--- Aim of the task ---
What follows is a listing. Return every line of it exactly.

--- Data in this exercise ---
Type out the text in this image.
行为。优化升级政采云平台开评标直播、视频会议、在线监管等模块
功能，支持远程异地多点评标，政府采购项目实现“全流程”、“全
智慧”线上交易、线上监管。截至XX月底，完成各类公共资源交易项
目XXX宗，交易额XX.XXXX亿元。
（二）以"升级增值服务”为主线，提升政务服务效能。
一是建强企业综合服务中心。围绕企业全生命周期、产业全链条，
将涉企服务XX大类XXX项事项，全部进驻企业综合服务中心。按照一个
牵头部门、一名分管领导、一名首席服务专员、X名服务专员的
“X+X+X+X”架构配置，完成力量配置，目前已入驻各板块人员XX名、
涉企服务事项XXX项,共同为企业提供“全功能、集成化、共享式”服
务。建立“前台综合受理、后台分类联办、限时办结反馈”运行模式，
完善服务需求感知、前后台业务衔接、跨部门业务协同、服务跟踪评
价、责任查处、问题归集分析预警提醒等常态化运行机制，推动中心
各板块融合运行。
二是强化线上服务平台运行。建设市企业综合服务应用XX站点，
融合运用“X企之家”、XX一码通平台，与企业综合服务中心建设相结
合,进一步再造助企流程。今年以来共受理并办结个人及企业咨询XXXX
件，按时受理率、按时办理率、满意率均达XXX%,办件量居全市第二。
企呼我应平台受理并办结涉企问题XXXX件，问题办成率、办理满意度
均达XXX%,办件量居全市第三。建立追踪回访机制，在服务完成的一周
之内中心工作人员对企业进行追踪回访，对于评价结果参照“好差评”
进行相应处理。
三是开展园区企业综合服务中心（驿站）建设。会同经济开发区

--- Answer to the problem ---
Type out the text in this image.
行为。优化升级政采云平台开评标直播、视频会议、在线监管等模块
功能，支持远程异地多点评标，政府采购项目实现“全流程”、“全
智慧”线上交易、线上监管。截至XX月底，完成各类公共资源交易项
目XXX宗，交易额XX.XXXX亿元。
（二）以"升级增值服务”为主线，提升政务服务效能。
一是建强企业综合服务中心。围绕企业全生命周期、产业全链条，
将涉企服务XX大类XXX项事项，全部进驻企业综合服务中心。按照一个
牵头部门、一名分管领导、一名首席服务专员、X名服务专员的
“X+X+X+X”架构配置，完成力量配置，目前已入驻各板块人员XX名、
涉企服务事项XXX项,共同为企业提供“全功能、集成化、共享式”服
务。建立“前台综合受理、后台分类联办、限时办结反馈”运行模式，
完善服务需求感知、前后台业务衔接、跨部门业务协同、服务跟踪评
价、责任查处、问题归集分析预警提醒等常态化运行机制，推动中心
各板块融合运行。
二是强化线上服务平台运行。建设市企业综合服务应用XX站点，
融合运用“X企之家”、XX一码通平台，与企业综合服务中心建设相结
合,进一步再造助企流程。今年以来共受理并办结个人及企业咨询XXXX
件，按时受理率、按时办理率、满意率均达XXX%,办件量居全市第二。
企呼我应平台受理并办结涉企问题XXXX件，问题办成率、办理满意度
均达XXX%,办件量居全市第三。建立追踪回访机制，在服务完成的一周
之内中心工作人员对企业进行追踪回访，对于评价结果参照“好差评”
进行相应处理。
三是开展园区企业综合服务中心（驿站）建设。会同经济开发区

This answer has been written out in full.